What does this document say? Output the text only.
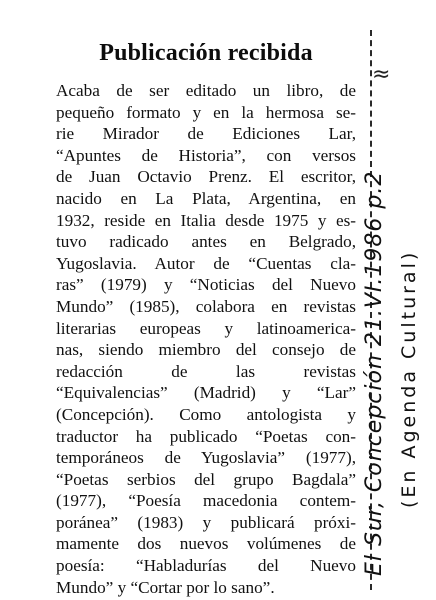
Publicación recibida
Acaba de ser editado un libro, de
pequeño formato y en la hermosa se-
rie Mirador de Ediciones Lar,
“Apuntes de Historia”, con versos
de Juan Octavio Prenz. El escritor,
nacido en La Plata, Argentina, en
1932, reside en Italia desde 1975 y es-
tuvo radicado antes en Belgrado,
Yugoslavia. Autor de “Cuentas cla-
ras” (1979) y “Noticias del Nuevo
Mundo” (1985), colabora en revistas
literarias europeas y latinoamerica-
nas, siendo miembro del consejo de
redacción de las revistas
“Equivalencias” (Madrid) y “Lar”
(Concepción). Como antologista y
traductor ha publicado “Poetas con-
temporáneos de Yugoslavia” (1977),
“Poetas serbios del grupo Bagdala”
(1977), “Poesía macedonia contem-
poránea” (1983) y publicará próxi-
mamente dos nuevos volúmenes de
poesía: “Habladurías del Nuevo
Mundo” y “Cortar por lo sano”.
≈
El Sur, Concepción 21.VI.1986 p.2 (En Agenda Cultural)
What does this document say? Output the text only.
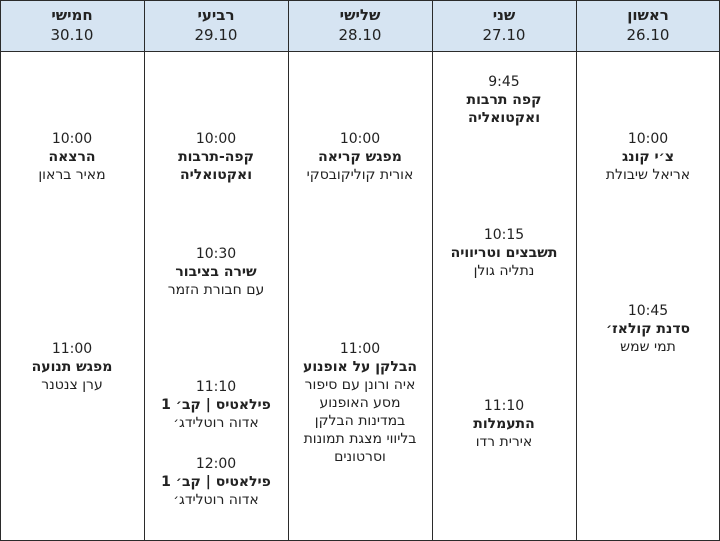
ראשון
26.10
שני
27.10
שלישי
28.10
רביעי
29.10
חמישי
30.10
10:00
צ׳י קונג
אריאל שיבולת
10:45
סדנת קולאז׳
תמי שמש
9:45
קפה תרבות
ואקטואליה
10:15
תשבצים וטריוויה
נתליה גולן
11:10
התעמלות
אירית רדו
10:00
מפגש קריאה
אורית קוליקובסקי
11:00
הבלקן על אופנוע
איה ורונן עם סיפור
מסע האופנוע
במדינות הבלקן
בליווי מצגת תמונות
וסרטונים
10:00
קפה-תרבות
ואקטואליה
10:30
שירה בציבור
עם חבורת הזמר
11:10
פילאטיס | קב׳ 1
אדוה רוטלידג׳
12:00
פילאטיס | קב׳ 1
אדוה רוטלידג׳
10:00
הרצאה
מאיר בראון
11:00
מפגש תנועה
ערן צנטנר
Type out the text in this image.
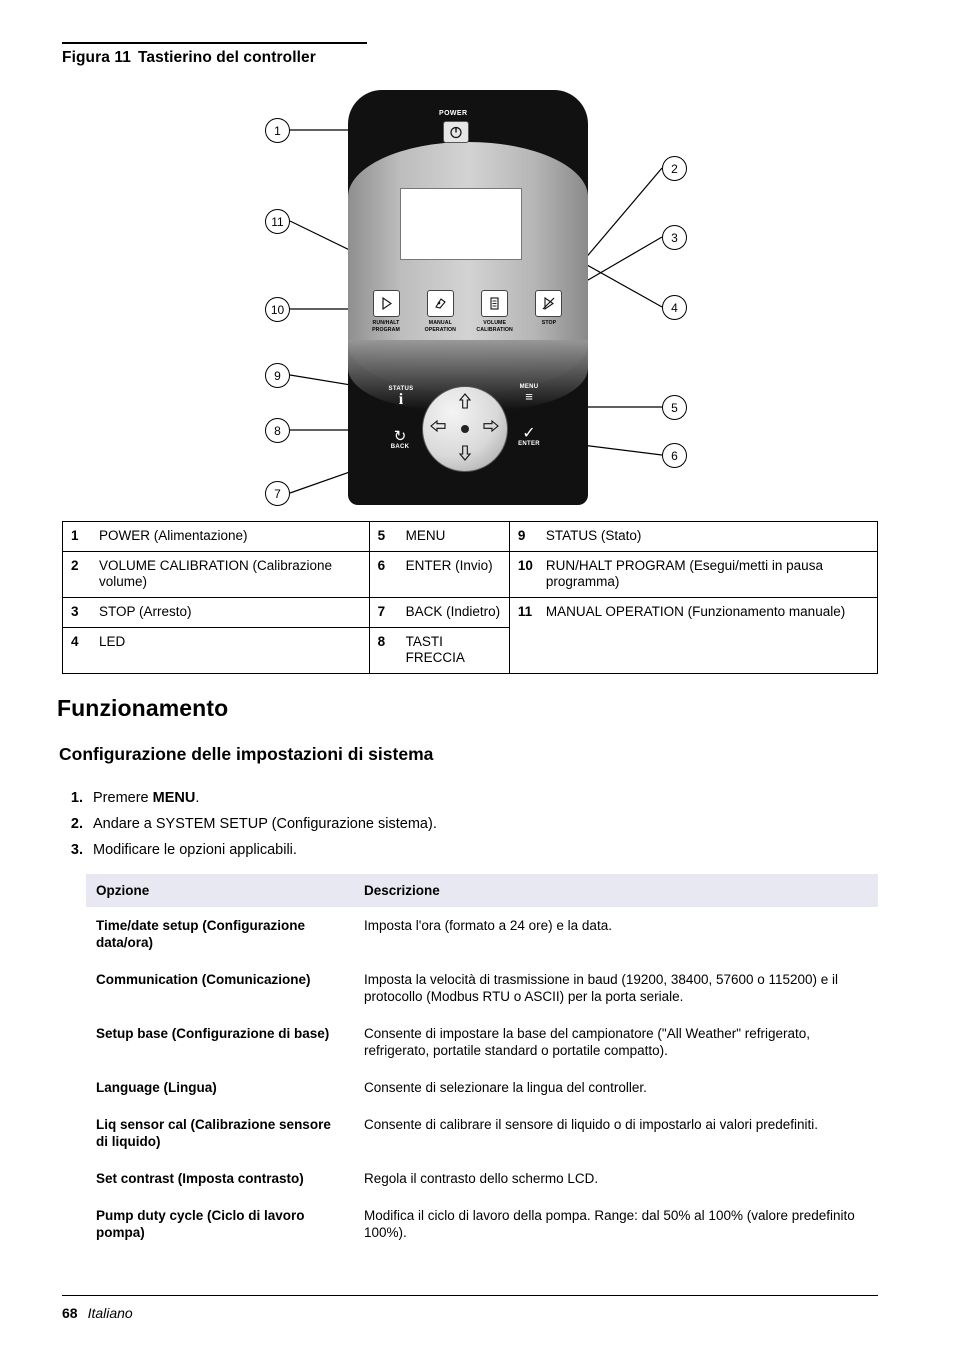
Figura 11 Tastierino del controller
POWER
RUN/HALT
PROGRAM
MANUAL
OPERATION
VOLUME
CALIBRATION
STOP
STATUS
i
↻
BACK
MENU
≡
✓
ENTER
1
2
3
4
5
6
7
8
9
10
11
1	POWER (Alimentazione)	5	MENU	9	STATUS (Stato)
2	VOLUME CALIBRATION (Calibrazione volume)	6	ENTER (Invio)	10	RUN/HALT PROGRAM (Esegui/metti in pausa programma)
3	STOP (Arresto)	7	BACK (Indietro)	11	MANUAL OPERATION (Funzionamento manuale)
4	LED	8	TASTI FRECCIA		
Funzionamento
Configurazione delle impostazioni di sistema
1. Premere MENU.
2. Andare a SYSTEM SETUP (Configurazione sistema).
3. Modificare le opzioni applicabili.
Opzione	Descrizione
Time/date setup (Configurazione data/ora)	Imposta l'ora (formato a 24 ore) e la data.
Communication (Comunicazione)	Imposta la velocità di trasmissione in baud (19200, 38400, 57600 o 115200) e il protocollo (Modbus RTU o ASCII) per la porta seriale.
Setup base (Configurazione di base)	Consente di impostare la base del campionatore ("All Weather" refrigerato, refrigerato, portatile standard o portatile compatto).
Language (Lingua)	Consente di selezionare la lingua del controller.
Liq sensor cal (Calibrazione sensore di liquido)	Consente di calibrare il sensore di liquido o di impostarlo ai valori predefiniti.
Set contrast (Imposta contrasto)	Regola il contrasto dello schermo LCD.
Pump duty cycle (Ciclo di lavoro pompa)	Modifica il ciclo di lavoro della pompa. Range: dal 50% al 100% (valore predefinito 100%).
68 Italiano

──────────

• Problem description
Copy out each line in the preceding records that contains "STOP".

• Response
STOP
3	STOP (Arresto)	7	BACK (Indietro)	11	MANUAL OPERATION (Funzionamento manuale)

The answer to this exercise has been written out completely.